[Stored records]
-- -- --

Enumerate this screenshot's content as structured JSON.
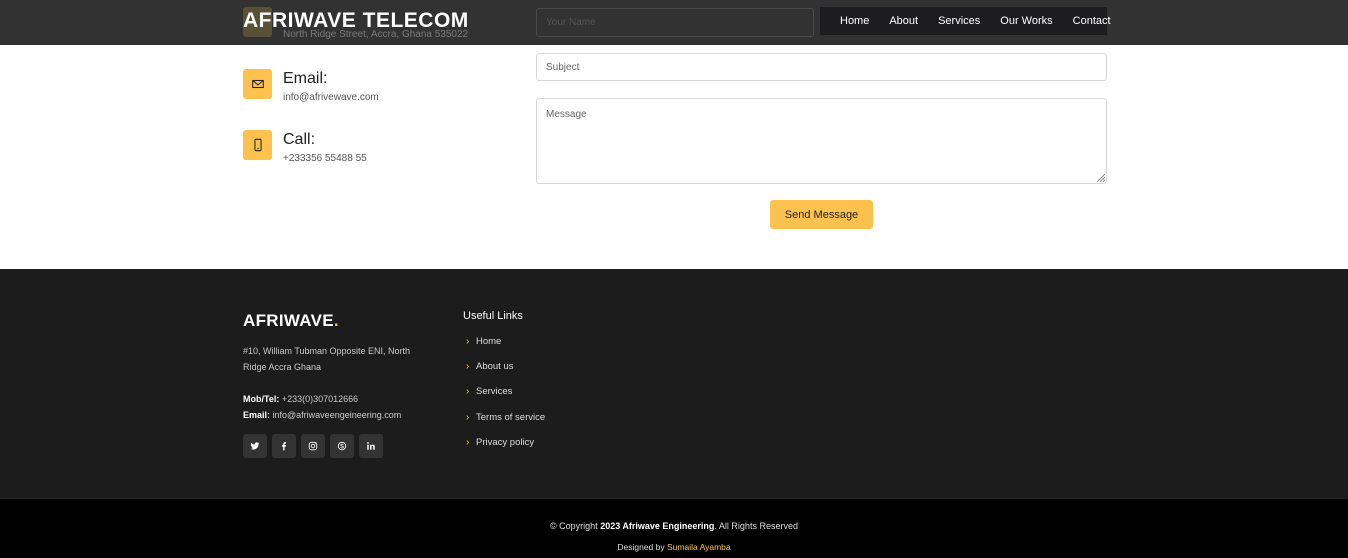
{
  "header": {
    "logo": "AFRIWAVE TELECOM",
    "partial_address": "North Ridge Street, Accra, Ghana 535022",
    "name_placeholder": "Your Name",
    "nav": [
      "Home",
      "About",
      "Services",
      "Our Works",
      "Contact"
    ]
  },
  "contact": {
    "email_title": "Email:",
    "email_value": "info@afrivewave.com",
    "call_title": "Call:",
    "call_value": "+233356 55488 55",
    "subject_placeholder": "Subject",
    "message_placeholder": "Message",
    "send_label": "Send Message"
  },
  "footer": {
    "brand": "AFRIWAVE",
    "brand_dot": ".",
    "address_line1": "#10, William Tubman Opposite ENI, North",
    "address_line2": "Ridge Accra Ghana",
    "phone_label": "Mob/Tel:",
    "phone_value": "+233(0)307012666",
    "email_label": "Email:",
    "email_value": "info@afriwaveengeineering.com",
    "socials": [
      "twitter-icon",
      "facebook-icon",
      "instagram-icon",
      "skype-icon",
      "linkedin-icon"
    ],
    "links_title": "Useful Links",
    "links": [
      "Home",
      "About us",
      "Services",
      "Terms of service",
      "Privacy policy"
    ]
  },
  "bottom": {
    "copy_prefix": "© Copyright",
    "copy_bold": "2023 Afriwave Engineering",
    "copy_suffix": ". All Rights Reserved",
    "designed_by": "Designed by",
    "designer": "Sumaila Ayamba"
  },
  "colors": {
    "accent": "#fcc24d",
    "header_bg": "#212121",
    "footer_bg": "#1c1c1c",
    "bottom_bg": "#000000"
  }
}
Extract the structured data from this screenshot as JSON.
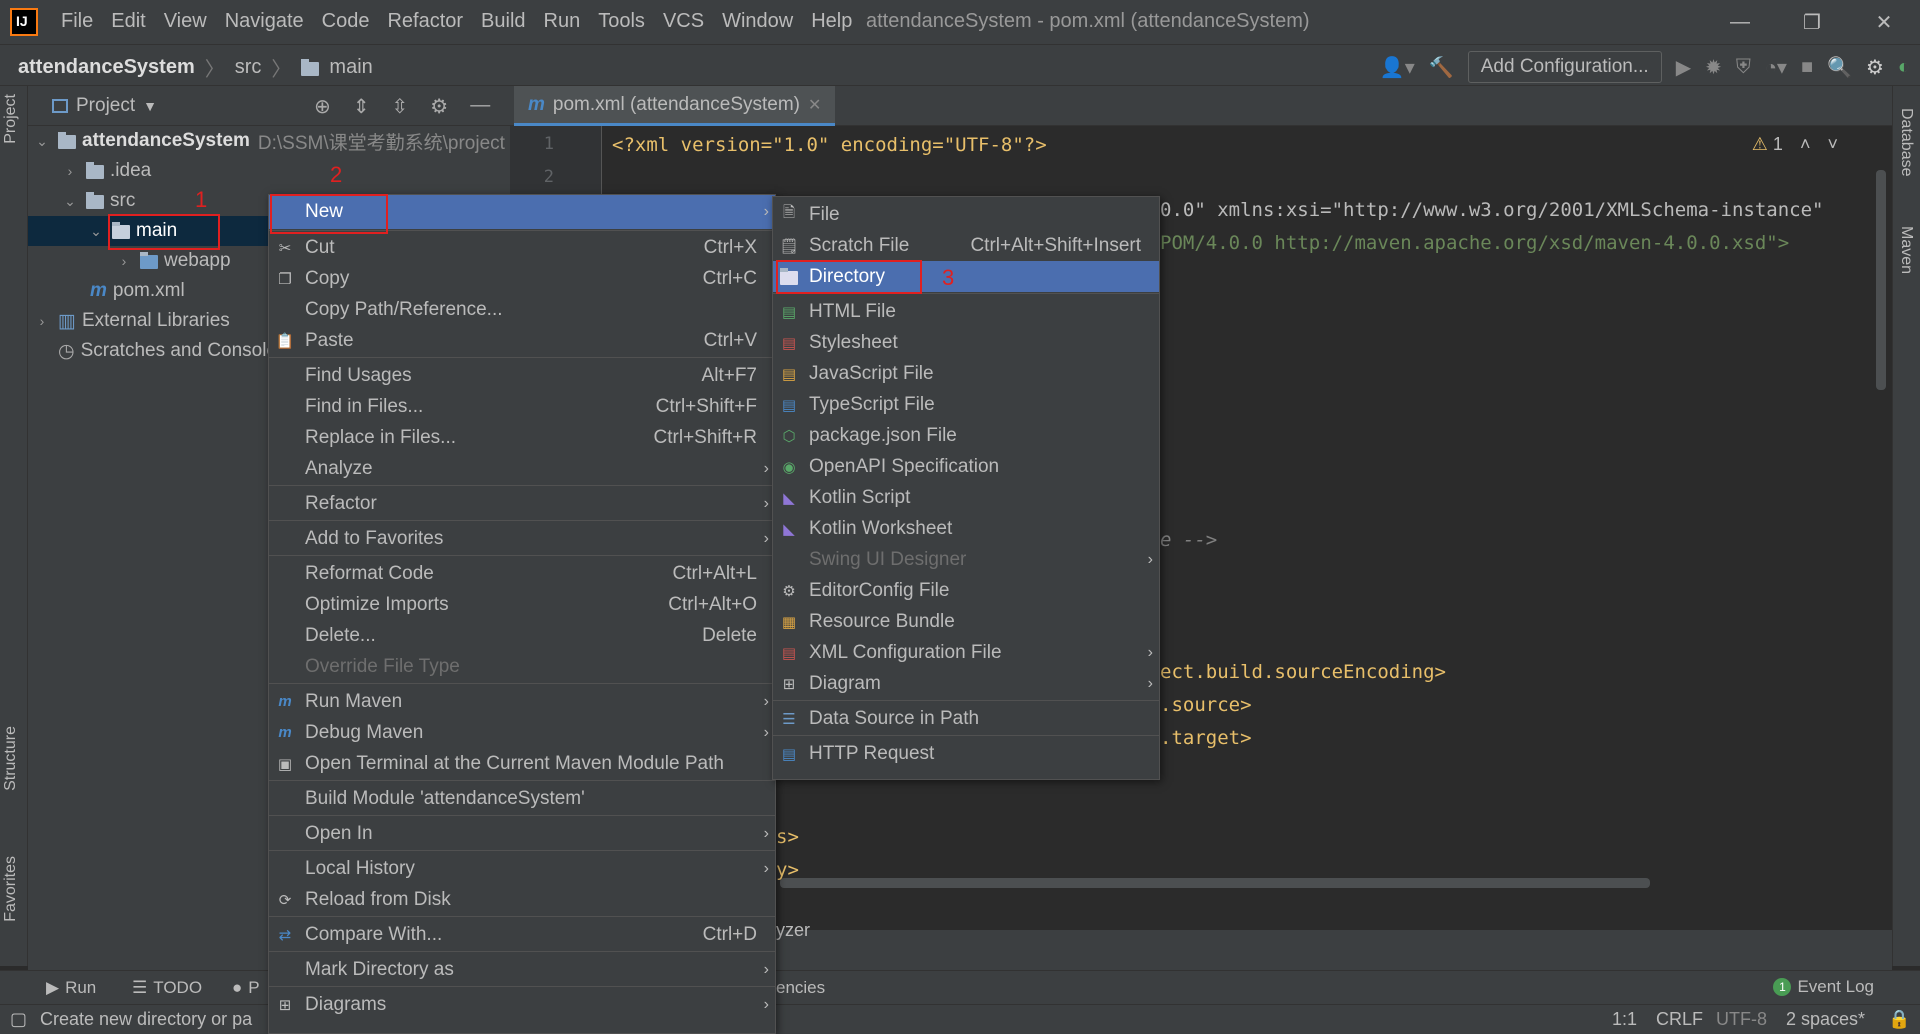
{
  "title_bar": {
    "menu": [
      "File",
      "Edit",
      "View",
      "Navigate",
      "Code",
      "Refactor",
      "Build",
      "Run",
      "Tools",
      "VCS",
      "Window",
      "Help"
    ],
    "window_title": "attendanceSystem - pom.xml (attendanceSystem)",
    "controls": [
      "—",
      "❐",
      "✕"
    ]
  },
  "nav_bar": {
    "breadcrumb": [
      "attendanceSystem",
      "src",
      "main"
    ],
    "add_config_label": "Add Configuration..."
  },
  "left_strip": {
    "project": "Project",
    "structure": "Structure",
    "favorites": "Favorites"
  },
  "right_strip": {
    "database": "Database",
    "maven": "Maven"
  },
  "project_panel": {
    "title": "Project",
    "tree": [
      {
        "label": "attendanceSystem",
        "path": "D:\\SSM\\课堂考勤系统\\project"
      },
      {
        "label": ".idea"
      },
      {
        "label": "src"
      },
      {
        "label": "main"
      },
      {
        "label": "webapp"
      },
      {
        "label": "pom.xml"
      },
      {
        "label": "External Libraries"
      },
      {
        "label": "Scratches and Console"
      }
    ]
  },
  "editor": {
    "tab_label": "pom.xml (attendanceSystem)",
    "line_numbers": [
      "1",
      "2"
    ],
    "warning_count": "1",
    "code": {
      "l1": "<?xml version=\"1.0\" encoding=\"UTF-8\"?>",
      "l3_tail": "0.0\" xmlns:xsi=\"http://www.w3.org/2001/XMLSchema-instance\"",
      "l4_tail": "POM/4.0.0 http://maven.apache.org/xsd/maven-4.0.0.xsd\">",
      "l15_tail": "e -->",
      "l19_tail": "ect.build.sourceEncoding>",
      "l20_tail": ".source>",
      "l21_tail": ".target>",
      "l25_tail": "s>",
      "l26_tail": "y>"
    }
  },
  "bottom_panel": {
    "tail1": "yzer",
    "tail2": "encies",
    "run": "Run",
    "todo": "TODO",
    "problems": "P",
    "event_log": "Event Log",
    "event_count": "1"
  },
  "status_bar": {
    "message": "Create new directory or pa",
    "position": "1:1",
    "line_sep": "CRLF",
    "encoding": "UTF-8",
    "indent": "2 spaces*"
  },
  "context_menu": {
    "items": [
      {
        "label": "New",
        "shortcut": "",
        "submenu": true
      },
      {
        "label": "Cut",
        "shortcut": "Ctrl+X"
      },
      {
        "label": "Copy",
        "shortcut": "Ctrl+C"
      },
      {
        "label": "Copy Path/Reference...",
        "shortcut": ""
      },
      {
        "label": "Paste",
        "shortcut": "Ctrl+V"
      },
      {
        "label": "Find Usages",
        "shortcut": "Alt+F7"
      },
      {
        "label": "Find in Files...",
        "shortcut": "Ctrl+Shift+F"
      },
      {
        "label": "Replace in Files...",
        "shortcut": "Ctrl+Shift+R"
      },
      {
        "label": "Analyze",
        "shortcut": "",
        "submenu": true
      },
      {
        "label": "Refactor",
        "shortcut": "",
        "submenu": true
      },
      {
        "label": "Add to Favorites",
        "shortcut": "",
        "submenu": true
      },
      {
        "label": "Reformat Code",
        "shortcut": "Ctrl+Alt+L"
      },
      {
        "label": "Optimize Imports",
        "shortcut": "Ctrl+Alt+O"
      },
      {
        "label": "Delete...",
        "shortcut": "Delete"
      },
      {
        "label": "Override File Type",
        "shortcut": ""
      },
      {
        "label": "Run Maven",
        "shortcut": "",
        "submenu": true
      },
      {
        "label": "Debug Maven",
        "shortcut": "",
        "submenu": true
      },
      {
        "label": "Open Terminal at the Current Maven Module Path",
        "shortcut": ""
      },
      {
        "label": "Build Module 'attendanceSystem'",
        "shortcut": ""
      },
      {
        "label": "Open In",
        "shortcut": "",
        "submenu": true
      },
      {
        "label": "Local History",
        "shortcut": "",
        "submenu": true
      },
      {
        "label": "Reload from Disk",
        "shortcut": ""
      },
      {
        "label": "Compare With...",
        "shortcut": "Ctrl+D"
      },
      {
        "label": "Mark Directory as",
        "shortcut": "",
        "submenu": true
      },
      {
        "label": "Diagrams",
        "shortcut": "",
        "submenu": true
      }
    ]
  },
  "new_submenu": {
    "items": [
      {
        "label": "File",
        "shortcut": ""
      },
      {
        "label": "Scratch File",
        "shortcut": "Ctrl+Alt+Shift+Insert"
      },
      {
        "label": "Directory",
        "shortcut": ""
      },
      {
        "label": "HTML File",
        "shortcut": ""
      },
      {
        "label": "Stylesheet",
        "shortcut": ""
      },
      {
        "label": "JavaScript File",
        "shortcut": ""
      },
      {
        "label": "TypeScript File",
        "shortcut": ""
      },
      {
        "label": "package.json File",
        "shortcut": ""
      },
      {
        "label": "OpenAPI Specification",
        "shortcut": ""
      },
      {
        "label": "Kotlin Script",
        "shortcut": ""
      },
      {
        "label": "Kotlin Worksheet",
        "shortcut": ""
      },
      {
        "label": "Swing UI Designer",
        "shortcut": ""
      },
      {
        "label": "EditorConfig File",
        "shortcut": ""
      },
      {
        "label": "Resource Bundle",
        "shortcut": ""
      },
      {
        "label": "XML Configuration File",
        "shortcut": ""
      },
      {
        "label": "Diagram",
        "shortcut": ""
      },
      {
        "label": "Data Source in Path",
        "shortcut": ""
      },
      {
        "label": "HTTP Request",
        "shortcut": ""
      }
    ]
  },
  "annotations": [
    "1",
    "2",
    "3"
  ],
  "colors": {
    "highlight": "#4b6eaf",
    "annotation": "#e02020",
    "selection": "#0d293e"
  }
}
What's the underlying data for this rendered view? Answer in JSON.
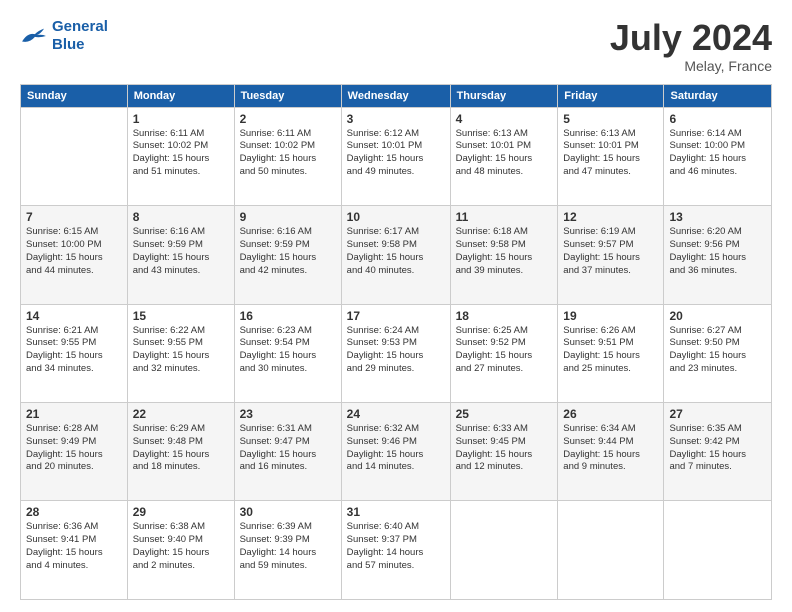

-- -- --

Your answer should be a single number: how many lines in the data above include "Shift"?

Written answer. 3